Images are not part of the copy; write out the rest of the data exactly as given.

'''

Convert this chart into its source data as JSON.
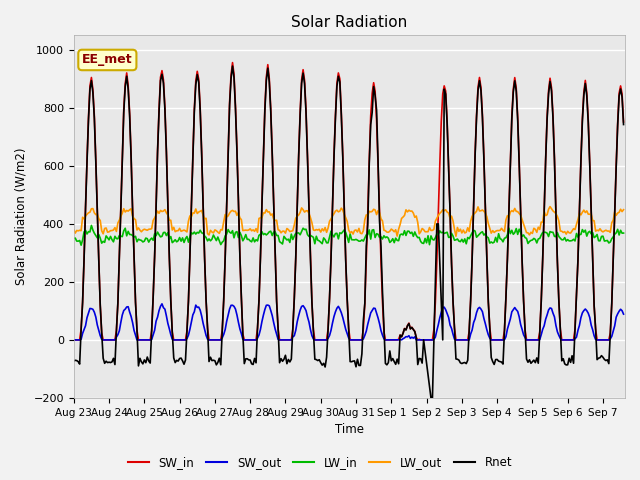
{
  "title": "Solar Radiation",
  "ylabel": "Solar Radiation (W/m2)",
  "xlabel": "Time",
  "ylim": [
    -200,
    1050
  ],
  "xlim": [
    0,
    375
  ],
  "plot_bg": "#e8e8e8",
  "fig_bg": "#f2f2f2",
  "legend_label": "EE_met",
  "series": {
    "SW_in": {
      "color": "#dd0000",
      "lw": 1.2
    },
    "SW_out": {
      "color": "#0000dd",
      "lw": 1.2
    },
    "LW_in": {
      "color": "#00bb00",
      "lw": 1.2
    },
    "LW_out": {
      "color": "#ff9900",
      "lw": 1.2
    },
    "Rnet": {
      "color": "#000000",
      "lw": 1.2
    }
  },
  "xtick_labels": [
    "Aug 23",
    "Aug 24",
    "Aug 25",
    "Aug 26",
    "Aug 27",
    "Aug 28",
    "Aug 29",
    "Aug 30",
    "Aug 31",
    "Sep 1",
    "Sep 2",
    "Sep 3",
    "Sep 4",
    "Sep 5",
    "Sep 6",
    "Sep 7"
  ],
  "xtick_positions": [
    0,
    24,
    48,
    72,
    96,
    120,
    144,
    168,
    192,
    216,
    240,
    264,
    288,
    312,
    336,
    360
  ]
}
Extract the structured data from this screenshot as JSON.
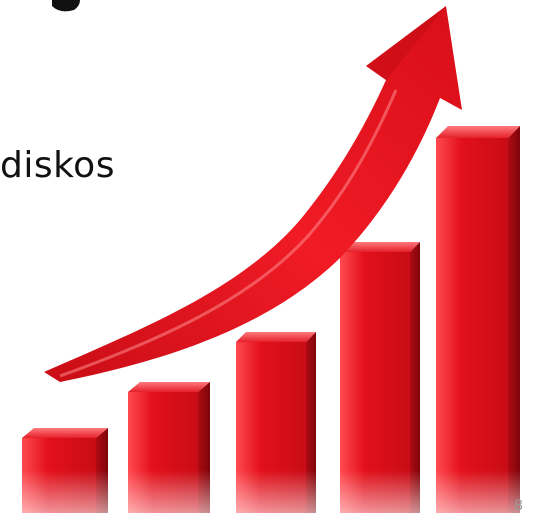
{
  "slide": {
    "body_text": "diskos",
    "page_number": "8"
  },
  "graphic": {
    "name": "rising-bar-chart-with-arrow",
    "bar_count": 5,
    "bar_relative_heights": [
      0.19,
      0.33,
      0.46,
      0.63,
      1.0
    ],
    "color_main": "#e3101b",
    "color_dark": "#9a0a10",
    "color_light": "#ff5a5f"
  }
}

'''

### Response to the exercise
Convert this chart into its source data as JSON.
{
  "title": "Solar Radiation",
  "ylabel": "Solar Radiation (W/m2)",
  "xlabel": "Time",
  "ylim": [
    -200,
    1050
  ],
  "xlim": [
    0,
    375
  ],
  "plot_bg": "#e8e8e8",
  "fig_bg": "#f2f2f2",
  "legend_label": "EE_met",
  "series": {
    "SW_in": {
      "color": "#dd0000",
      "lw": 1.2
    },
    "SW_out": {
      "color": "#0000dd",
      "lw": 1.2
    },
    "LW_in": {
      "color": "#00bb00",
      "lw": 1.2
    },
    "LW_out": {
      "color": "#ff9900",
      "lw": 1.2
    },
    "Rnet": {
      "color": "#000000",
      "lw": 1.2
    }
  },
  "xtick_labels": [
    "Aug 23",
    "Aug 24",
    "Aug 25",
    "Aug 26",
    "Aug 27",
    "Aug 28",
    "Aug 29",
    "Aug 30",
    "Aug 31",
    "Sep 1",
    "Sep 2",
    "Sep 3",
    "Sep 4",
    "Sep 5",
    "Sep 6",
    "Sep 7"
  ],
  "xtick_positions": [
    0,
    24,
    48,
    72,
    96,
    120,
    144,
    168,
    192,
    216,
    240,
    264,
    288,
    312,
    336,
    360
  ]
}
Extract the structured data from this screenshot as JSON.
{
  "slide": {
    "body_text": "diskos",
    "page_number": "8"
  },
  "graphic": {
    "name": "rising-bar-chart-with-arrow",
    "bar_count": 5,
    "bar_relative_heights": [
      0.19,
      0.33,
      0.46,
      0.63,
      1.0
    ],
    "color_main": "#e3101b",
    "color_dark": "#9a0a10",
    "color_light": "#ff5a5f"
  }
}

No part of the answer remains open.